[Records that describe figures]

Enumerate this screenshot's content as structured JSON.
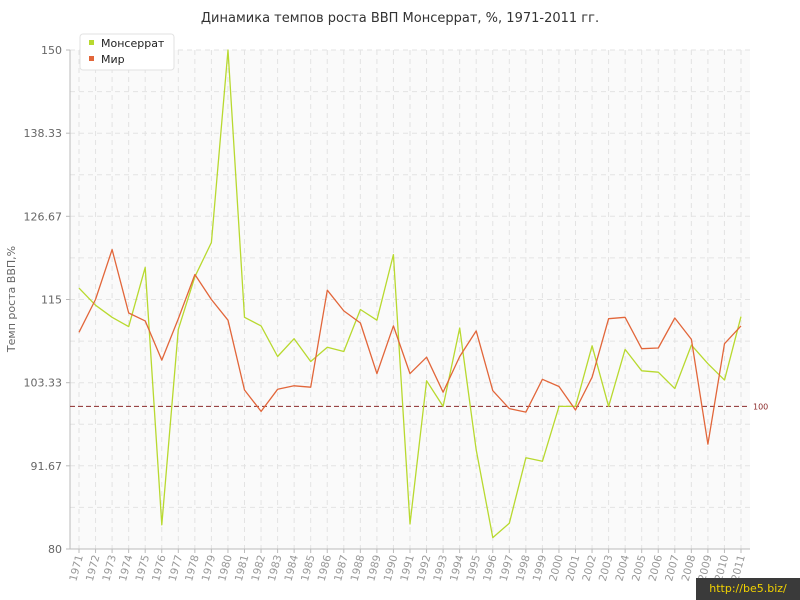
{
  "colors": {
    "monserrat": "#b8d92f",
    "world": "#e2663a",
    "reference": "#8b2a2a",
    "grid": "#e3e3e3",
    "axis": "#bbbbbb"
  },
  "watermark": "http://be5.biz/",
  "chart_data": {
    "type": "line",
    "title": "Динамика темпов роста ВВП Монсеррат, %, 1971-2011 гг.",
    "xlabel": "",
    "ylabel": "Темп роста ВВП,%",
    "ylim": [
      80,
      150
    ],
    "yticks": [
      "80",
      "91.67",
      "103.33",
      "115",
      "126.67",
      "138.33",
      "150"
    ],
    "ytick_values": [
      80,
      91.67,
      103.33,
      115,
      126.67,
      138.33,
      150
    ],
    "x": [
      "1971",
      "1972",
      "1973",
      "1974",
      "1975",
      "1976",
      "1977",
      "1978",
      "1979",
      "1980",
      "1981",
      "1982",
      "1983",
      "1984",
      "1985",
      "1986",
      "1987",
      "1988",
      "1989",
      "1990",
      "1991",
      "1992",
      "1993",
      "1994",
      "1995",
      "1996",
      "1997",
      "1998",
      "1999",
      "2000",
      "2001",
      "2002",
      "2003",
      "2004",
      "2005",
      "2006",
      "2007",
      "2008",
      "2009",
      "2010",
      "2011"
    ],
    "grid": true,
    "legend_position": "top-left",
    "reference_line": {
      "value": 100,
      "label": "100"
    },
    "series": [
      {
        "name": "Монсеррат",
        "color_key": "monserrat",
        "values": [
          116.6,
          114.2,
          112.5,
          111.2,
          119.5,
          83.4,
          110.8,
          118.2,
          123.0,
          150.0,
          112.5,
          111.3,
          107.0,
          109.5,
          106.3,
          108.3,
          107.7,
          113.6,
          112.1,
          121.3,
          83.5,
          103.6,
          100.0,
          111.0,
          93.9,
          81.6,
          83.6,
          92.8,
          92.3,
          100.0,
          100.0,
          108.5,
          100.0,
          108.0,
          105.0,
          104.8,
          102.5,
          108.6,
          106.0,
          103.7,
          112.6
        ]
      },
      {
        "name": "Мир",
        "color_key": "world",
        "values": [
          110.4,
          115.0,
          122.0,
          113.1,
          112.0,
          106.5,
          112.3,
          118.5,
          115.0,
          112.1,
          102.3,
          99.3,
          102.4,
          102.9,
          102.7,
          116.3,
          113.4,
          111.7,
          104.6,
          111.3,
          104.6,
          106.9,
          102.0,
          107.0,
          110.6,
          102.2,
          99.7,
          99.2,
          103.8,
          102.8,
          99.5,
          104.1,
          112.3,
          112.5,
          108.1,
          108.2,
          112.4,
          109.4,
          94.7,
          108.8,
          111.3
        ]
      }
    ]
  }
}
==
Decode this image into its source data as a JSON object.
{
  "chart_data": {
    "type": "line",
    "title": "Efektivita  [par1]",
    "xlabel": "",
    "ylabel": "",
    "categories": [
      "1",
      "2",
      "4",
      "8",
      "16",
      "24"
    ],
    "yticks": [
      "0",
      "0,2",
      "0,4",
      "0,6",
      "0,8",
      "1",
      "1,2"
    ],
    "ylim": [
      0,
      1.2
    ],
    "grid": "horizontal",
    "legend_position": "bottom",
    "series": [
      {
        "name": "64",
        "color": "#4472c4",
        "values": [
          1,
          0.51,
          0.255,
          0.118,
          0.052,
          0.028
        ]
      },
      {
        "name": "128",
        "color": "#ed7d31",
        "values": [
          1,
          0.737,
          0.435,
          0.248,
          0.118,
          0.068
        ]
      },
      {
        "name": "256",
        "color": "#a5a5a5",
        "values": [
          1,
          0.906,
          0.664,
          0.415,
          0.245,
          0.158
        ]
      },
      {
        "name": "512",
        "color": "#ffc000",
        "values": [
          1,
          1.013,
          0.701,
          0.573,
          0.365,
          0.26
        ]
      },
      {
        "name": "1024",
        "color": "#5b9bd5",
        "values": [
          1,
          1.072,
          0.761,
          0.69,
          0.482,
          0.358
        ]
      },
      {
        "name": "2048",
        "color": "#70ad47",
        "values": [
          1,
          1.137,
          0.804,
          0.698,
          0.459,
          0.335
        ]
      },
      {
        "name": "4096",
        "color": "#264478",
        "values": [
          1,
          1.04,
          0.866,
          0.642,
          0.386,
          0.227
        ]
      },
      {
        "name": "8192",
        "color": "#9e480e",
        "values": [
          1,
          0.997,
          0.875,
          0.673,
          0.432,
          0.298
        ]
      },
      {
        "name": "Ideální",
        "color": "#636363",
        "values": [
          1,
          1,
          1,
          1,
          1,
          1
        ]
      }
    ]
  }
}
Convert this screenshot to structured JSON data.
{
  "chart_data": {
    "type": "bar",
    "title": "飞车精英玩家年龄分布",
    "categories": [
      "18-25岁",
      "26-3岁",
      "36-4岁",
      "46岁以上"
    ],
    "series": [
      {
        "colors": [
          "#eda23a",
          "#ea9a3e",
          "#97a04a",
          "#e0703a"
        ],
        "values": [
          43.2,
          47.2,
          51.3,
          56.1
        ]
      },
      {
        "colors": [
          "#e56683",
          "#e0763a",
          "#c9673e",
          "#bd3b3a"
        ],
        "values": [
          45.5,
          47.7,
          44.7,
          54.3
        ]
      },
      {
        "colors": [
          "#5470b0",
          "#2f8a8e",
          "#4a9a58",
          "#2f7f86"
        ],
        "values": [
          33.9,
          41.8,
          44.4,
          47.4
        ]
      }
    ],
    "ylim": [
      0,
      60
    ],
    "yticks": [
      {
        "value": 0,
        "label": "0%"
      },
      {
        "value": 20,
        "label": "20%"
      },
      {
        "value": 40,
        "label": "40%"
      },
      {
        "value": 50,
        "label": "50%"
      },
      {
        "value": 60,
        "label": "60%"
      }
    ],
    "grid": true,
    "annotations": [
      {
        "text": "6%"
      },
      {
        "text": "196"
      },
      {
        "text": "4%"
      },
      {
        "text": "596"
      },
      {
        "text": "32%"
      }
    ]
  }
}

= Do this =
Say how many lines of the listing above contain "JSON", with no other words.

= Complete answer =
3